*Your objective:* Copy each line that has the string "辞不赴命" somewhere in it.

*Records:*
>>>>

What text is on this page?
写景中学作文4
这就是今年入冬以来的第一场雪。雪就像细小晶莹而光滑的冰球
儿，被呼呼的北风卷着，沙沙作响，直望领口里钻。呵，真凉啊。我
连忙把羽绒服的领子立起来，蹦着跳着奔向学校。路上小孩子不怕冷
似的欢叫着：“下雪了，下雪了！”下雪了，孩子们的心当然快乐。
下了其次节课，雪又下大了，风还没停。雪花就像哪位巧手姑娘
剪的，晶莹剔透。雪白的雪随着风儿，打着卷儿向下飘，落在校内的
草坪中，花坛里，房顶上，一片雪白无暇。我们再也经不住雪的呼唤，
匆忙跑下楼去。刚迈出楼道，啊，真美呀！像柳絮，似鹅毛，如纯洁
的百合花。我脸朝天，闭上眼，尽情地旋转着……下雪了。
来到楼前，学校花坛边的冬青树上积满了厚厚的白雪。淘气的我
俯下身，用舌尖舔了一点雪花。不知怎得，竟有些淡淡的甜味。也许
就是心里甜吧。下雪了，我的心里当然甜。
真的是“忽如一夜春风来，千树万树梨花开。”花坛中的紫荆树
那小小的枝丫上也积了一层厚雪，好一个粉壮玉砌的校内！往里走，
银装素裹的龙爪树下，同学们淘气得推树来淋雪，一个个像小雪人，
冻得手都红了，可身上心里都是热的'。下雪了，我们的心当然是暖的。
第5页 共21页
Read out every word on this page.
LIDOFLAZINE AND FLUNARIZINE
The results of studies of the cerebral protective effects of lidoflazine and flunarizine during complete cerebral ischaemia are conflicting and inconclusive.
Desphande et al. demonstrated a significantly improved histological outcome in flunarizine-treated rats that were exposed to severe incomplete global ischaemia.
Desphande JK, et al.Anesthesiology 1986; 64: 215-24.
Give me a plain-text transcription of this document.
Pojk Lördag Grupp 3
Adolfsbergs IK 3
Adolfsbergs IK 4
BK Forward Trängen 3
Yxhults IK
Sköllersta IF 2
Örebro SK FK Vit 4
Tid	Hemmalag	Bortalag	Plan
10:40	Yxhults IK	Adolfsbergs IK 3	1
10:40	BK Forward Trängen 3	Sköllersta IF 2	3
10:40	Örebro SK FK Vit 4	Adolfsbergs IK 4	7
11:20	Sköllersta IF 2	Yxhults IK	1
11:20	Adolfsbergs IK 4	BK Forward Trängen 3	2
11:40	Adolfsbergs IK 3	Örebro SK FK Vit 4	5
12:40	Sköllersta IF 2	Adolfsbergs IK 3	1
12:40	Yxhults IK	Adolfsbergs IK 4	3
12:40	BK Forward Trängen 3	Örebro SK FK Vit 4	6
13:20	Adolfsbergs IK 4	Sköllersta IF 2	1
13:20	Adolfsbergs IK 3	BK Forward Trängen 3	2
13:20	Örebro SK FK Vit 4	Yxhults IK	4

<<<<
>>>>

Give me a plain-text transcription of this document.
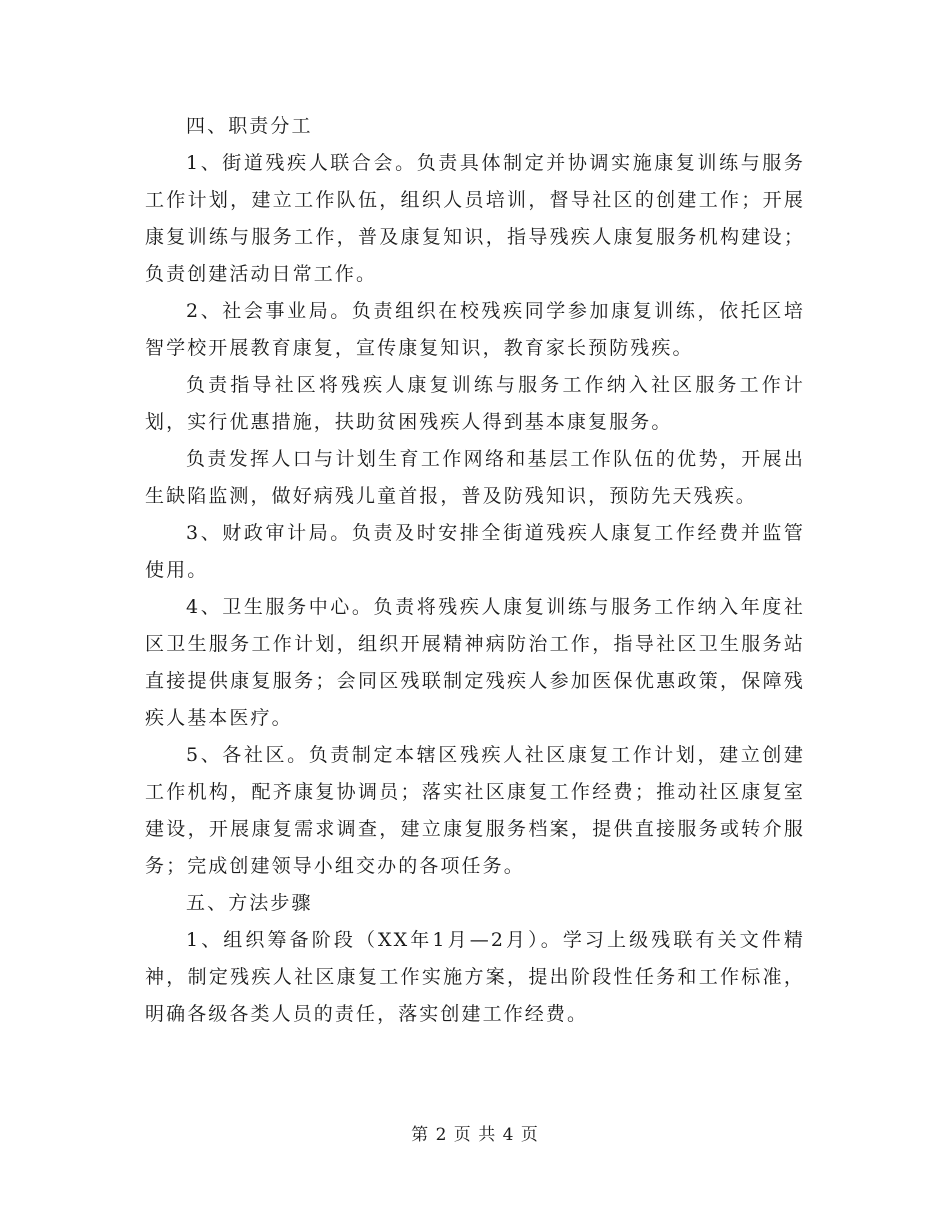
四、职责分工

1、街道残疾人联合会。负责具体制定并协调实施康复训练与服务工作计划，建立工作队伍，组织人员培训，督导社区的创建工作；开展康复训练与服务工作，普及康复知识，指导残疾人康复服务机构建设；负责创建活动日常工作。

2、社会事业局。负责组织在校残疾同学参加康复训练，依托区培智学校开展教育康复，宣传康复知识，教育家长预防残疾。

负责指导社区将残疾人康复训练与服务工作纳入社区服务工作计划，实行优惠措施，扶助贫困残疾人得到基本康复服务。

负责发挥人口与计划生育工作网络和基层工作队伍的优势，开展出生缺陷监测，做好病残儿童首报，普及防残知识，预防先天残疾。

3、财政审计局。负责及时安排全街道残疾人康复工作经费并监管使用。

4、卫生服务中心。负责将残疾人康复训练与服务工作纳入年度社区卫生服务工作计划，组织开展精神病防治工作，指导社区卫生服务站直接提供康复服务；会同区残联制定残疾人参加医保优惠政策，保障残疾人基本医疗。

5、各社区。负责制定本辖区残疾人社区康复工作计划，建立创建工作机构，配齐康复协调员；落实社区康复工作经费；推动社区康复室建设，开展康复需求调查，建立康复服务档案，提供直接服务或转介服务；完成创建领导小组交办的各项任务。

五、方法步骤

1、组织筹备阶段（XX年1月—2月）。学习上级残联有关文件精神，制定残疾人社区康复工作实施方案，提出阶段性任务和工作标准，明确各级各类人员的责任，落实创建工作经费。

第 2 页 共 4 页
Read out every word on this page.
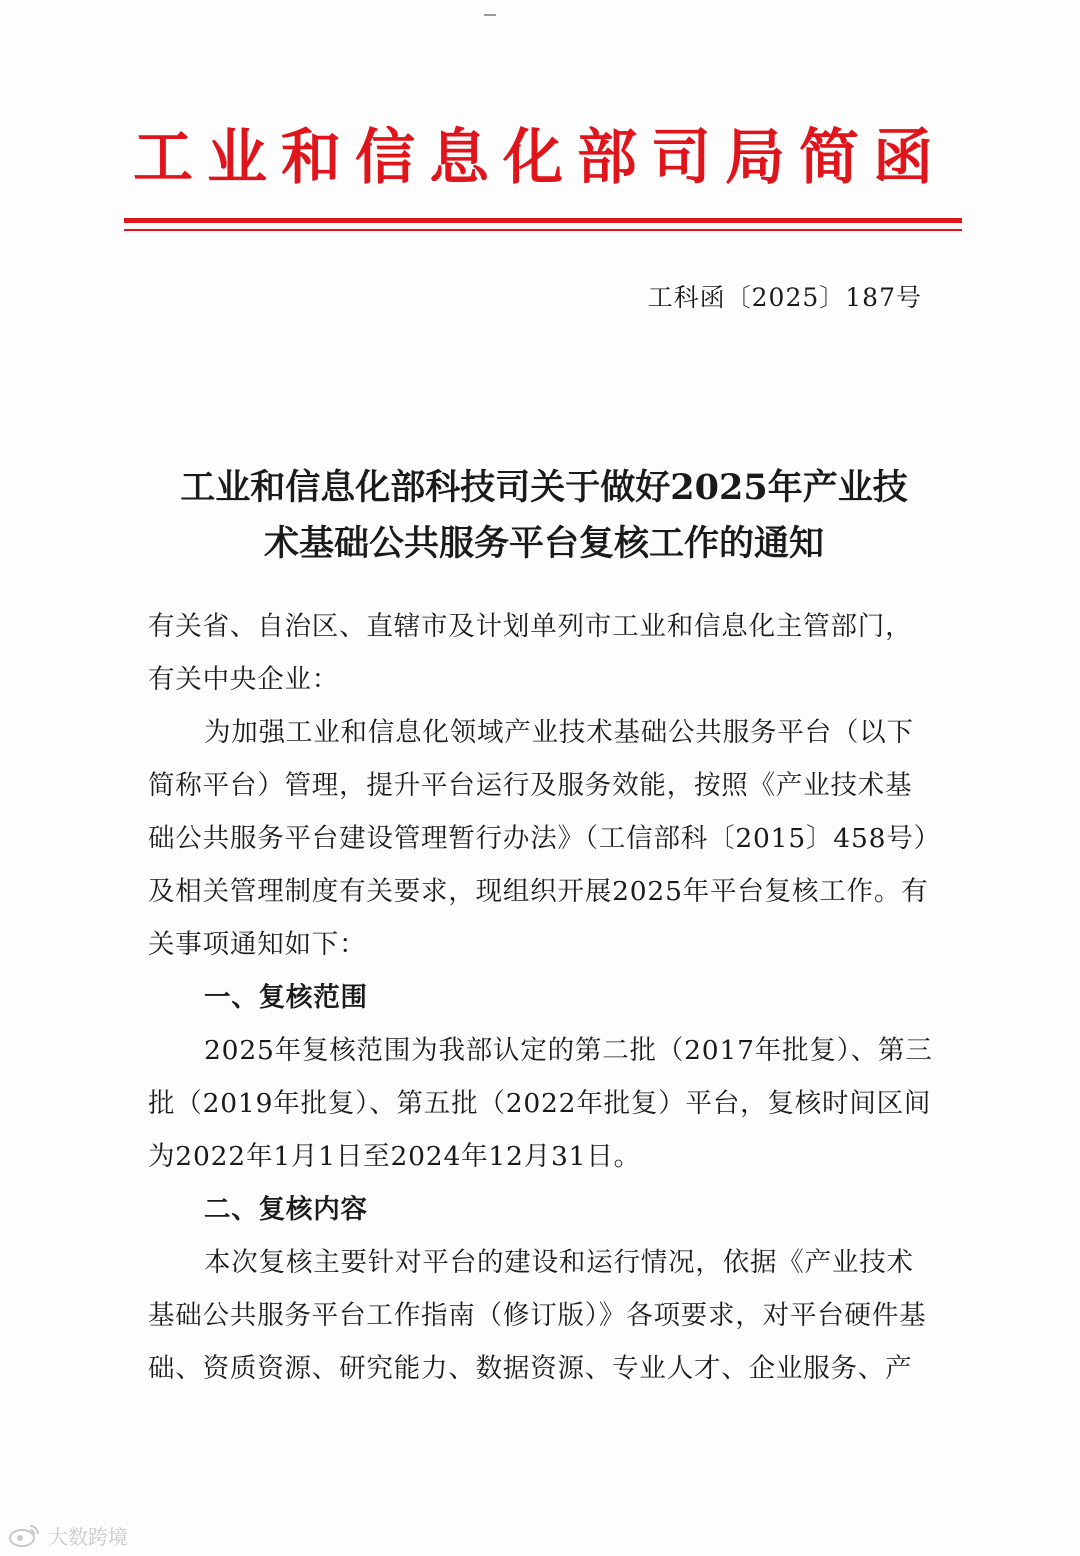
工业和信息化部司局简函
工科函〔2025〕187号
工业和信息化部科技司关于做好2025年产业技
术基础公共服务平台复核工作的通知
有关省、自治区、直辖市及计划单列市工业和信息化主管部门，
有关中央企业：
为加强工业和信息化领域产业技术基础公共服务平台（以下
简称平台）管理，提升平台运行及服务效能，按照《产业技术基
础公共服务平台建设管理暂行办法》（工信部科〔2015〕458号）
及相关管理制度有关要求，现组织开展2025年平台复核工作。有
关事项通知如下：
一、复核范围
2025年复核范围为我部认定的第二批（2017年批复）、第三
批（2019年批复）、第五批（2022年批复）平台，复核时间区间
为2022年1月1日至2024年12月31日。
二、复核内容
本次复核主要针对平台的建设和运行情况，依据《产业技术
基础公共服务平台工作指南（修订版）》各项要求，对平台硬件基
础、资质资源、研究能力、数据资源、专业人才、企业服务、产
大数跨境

<<<<
>>>>

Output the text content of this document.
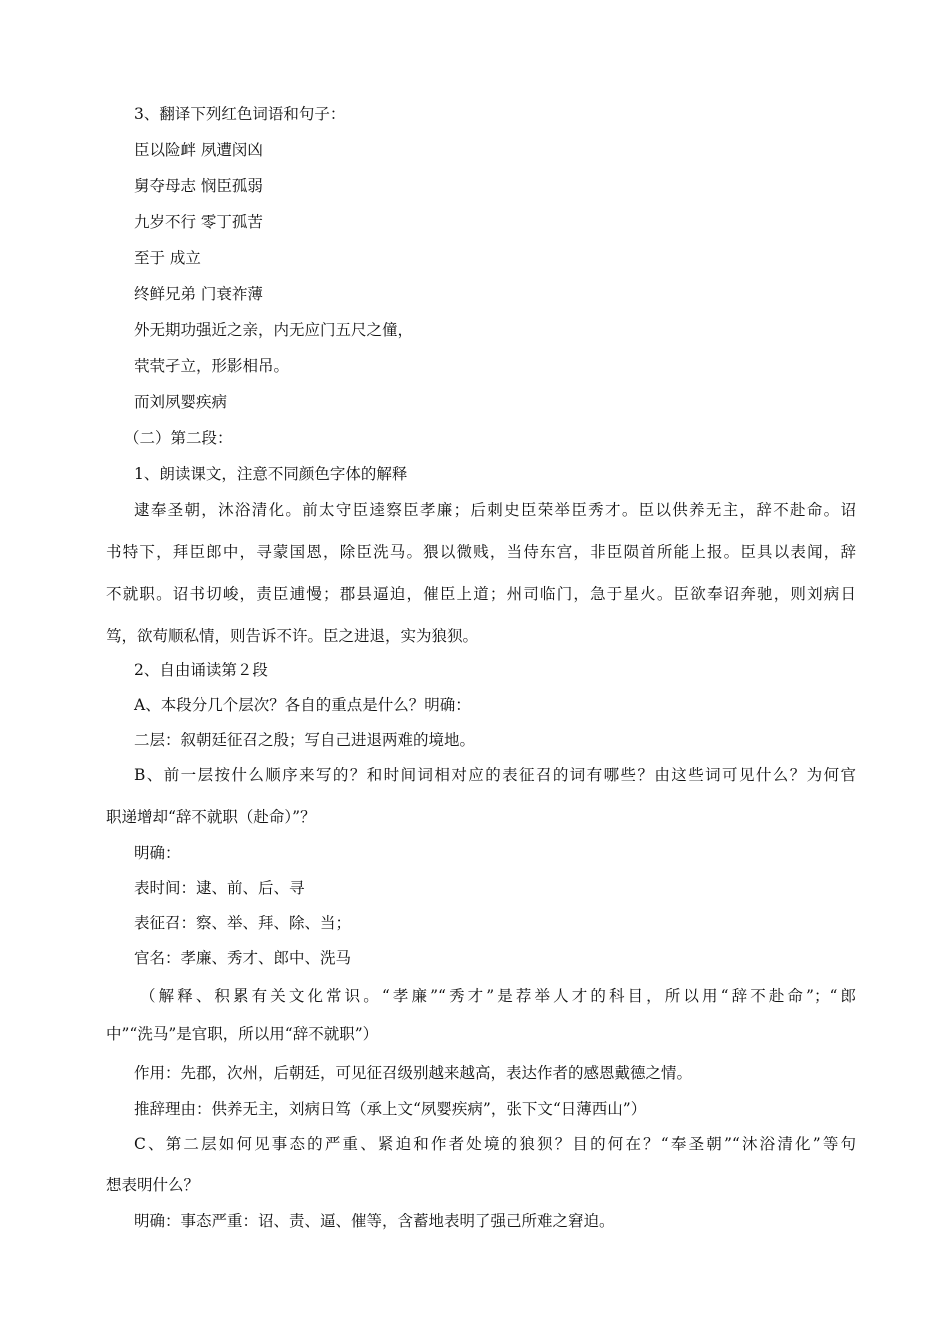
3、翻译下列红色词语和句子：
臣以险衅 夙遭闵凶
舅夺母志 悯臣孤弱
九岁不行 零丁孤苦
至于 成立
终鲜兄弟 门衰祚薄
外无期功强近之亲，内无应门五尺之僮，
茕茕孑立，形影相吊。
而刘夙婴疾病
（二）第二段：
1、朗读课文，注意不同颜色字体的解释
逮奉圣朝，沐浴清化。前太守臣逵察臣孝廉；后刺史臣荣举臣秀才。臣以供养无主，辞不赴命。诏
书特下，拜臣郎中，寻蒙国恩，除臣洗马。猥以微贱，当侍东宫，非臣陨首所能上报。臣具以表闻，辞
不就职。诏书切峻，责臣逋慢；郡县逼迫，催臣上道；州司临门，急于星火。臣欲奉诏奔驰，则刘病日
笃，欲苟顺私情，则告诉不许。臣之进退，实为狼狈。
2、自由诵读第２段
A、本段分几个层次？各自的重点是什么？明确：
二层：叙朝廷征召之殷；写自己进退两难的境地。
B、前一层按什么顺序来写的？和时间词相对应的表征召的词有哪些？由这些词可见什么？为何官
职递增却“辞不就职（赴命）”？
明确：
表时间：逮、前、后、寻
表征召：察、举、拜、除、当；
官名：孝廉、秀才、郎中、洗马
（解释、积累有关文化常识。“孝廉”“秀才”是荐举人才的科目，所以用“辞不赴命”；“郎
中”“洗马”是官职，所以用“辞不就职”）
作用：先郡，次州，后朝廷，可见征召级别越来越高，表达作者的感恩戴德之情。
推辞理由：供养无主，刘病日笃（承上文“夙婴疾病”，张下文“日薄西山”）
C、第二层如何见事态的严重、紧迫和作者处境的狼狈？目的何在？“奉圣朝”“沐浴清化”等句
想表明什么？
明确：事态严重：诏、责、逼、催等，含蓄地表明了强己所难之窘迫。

<<<<

*Solved problem:*
逮奉圣朝，沐浴清化。前太守臣逵察臣孝廉；后刺史臣荣举臣秀才。臣以供养无主，辞不赴命。诏
（解释、积累有关文化常识。“孝廉”“秀才”是荐举人才的科目，所以用“辞不赴命”；“郎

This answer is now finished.